> **Problem requirements**:
Search the material for the word "name" and report each line where it turns up.

--- Start ---

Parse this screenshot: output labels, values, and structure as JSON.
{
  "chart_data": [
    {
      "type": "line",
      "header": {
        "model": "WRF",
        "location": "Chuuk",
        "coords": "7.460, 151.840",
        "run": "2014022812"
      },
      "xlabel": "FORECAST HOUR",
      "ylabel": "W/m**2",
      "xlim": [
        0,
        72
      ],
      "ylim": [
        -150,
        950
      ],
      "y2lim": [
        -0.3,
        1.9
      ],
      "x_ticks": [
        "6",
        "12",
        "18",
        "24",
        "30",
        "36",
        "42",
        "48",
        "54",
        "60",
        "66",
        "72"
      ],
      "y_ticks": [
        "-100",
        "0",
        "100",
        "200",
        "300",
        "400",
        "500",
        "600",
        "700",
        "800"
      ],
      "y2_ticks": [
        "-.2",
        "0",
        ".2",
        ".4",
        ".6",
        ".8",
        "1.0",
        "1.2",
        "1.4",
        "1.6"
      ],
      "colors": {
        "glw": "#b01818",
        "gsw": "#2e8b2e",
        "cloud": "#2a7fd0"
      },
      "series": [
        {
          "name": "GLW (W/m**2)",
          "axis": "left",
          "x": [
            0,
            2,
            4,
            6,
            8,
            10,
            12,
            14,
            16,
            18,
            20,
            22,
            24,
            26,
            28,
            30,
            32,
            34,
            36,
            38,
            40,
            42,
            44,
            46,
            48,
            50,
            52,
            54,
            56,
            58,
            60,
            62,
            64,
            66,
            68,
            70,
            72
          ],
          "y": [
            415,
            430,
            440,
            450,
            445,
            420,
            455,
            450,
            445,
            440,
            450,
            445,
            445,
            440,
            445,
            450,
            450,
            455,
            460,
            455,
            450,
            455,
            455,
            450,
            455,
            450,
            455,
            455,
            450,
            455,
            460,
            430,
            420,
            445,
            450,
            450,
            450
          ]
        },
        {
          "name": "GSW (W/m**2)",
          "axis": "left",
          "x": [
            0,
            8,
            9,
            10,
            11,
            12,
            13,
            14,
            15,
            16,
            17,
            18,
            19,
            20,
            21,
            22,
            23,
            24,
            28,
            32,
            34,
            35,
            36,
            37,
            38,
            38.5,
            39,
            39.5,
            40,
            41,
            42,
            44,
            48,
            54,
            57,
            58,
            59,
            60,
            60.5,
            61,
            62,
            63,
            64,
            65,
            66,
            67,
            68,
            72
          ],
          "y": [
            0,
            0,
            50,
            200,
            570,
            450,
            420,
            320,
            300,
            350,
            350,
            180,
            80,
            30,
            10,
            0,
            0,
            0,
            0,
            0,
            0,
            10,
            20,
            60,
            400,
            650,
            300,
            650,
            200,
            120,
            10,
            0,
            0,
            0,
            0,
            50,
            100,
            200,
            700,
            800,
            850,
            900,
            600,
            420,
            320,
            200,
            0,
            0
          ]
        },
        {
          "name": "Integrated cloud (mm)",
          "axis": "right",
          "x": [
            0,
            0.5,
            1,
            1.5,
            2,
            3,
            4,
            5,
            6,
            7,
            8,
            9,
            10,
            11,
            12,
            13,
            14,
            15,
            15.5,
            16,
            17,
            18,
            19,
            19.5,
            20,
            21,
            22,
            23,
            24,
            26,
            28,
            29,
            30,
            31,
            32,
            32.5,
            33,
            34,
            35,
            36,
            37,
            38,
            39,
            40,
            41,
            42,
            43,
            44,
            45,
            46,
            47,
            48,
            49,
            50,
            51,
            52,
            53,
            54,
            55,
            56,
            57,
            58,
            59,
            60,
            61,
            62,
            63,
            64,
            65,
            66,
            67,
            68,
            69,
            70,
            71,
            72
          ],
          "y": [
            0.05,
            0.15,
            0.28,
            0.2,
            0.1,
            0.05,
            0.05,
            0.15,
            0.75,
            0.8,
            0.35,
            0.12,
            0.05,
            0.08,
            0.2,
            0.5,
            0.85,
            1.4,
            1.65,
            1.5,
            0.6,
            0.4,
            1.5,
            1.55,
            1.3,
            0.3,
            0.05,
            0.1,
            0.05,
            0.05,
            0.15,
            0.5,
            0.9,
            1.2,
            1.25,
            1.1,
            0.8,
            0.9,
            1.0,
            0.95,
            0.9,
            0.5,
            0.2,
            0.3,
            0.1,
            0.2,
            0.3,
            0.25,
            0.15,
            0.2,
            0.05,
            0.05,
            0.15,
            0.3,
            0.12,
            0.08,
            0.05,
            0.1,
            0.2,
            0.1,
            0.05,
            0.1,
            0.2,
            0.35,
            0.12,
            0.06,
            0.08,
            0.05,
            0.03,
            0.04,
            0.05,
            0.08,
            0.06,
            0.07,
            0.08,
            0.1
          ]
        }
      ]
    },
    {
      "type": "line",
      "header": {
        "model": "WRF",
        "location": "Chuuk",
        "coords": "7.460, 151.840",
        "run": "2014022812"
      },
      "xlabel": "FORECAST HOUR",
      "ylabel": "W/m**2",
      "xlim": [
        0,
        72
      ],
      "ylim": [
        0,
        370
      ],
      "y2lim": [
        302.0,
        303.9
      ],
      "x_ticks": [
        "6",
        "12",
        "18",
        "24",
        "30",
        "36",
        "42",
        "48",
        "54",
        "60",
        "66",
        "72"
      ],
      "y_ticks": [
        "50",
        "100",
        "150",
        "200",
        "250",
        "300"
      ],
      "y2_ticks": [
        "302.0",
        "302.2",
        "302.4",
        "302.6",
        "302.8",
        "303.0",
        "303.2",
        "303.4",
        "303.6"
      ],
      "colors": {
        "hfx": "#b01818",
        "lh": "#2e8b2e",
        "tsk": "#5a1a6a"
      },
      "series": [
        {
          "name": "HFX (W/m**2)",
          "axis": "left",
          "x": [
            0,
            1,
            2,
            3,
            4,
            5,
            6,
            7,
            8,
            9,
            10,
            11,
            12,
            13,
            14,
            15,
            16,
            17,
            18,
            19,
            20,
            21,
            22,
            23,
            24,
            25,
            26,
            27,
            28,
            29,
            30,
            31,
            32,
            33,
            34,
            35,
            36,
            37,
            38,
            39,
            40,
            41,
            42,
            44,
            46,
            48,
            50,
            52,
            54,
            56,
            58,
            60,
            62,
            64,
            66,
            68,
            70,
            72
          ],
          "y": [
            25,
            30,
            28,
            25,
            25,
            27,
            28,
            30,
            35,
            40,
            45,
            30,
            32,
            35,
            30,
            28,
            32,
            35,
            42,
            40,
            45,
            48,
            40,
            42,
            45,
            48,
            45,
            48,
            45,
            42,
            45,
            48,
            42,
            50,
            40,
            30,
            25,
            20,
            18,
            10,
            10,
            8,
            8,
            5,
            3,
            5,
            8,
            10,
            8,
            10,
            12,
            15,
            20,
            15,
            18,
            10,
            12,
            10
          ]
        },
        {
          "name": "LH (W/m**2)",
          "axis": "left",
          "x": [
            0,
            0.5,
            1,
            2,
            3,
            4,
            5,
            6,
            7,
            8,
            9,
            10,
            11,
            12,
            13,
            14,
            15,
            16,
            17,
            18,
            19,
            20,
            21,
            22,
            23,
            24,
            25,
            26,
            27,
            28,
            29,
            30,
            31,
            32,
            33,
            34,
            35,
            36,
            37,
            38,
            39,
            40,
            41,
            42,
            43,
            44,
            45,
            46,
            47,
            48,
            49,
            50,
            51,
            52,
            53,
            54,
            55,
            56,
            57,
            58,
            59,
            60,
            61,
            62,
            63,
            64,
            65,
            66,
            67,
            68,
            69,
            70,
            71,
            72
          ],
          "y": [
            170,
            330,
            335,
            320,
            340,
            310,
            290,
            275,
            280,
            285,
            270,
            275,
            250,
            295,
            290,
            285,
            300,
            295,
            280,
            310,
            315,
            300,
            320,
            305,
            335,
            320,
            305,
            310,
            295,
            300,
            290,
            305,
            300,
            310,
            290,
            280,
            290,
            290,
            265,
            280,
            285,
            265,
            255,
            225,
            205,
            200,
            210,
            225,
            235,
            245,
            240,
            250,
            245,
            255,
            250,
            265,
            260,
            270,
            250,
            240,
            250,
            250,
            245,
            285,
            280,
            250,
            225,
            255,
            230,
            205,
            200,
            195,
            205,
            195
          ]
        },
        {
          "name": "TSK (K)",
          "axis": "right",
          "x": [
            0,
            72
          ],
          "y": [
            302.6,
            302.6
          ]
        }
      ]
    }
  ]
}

--- End ---

> **Task result**:
          "name": "GLW (W/m**2)",
          "name": "GSW (W/m**2)",
          "name": "Integrated cloud (mm)",
          "name": "HFX (W/m**2)",
          "name": "LH (W/m**2)",
          "name": "TSK (K)",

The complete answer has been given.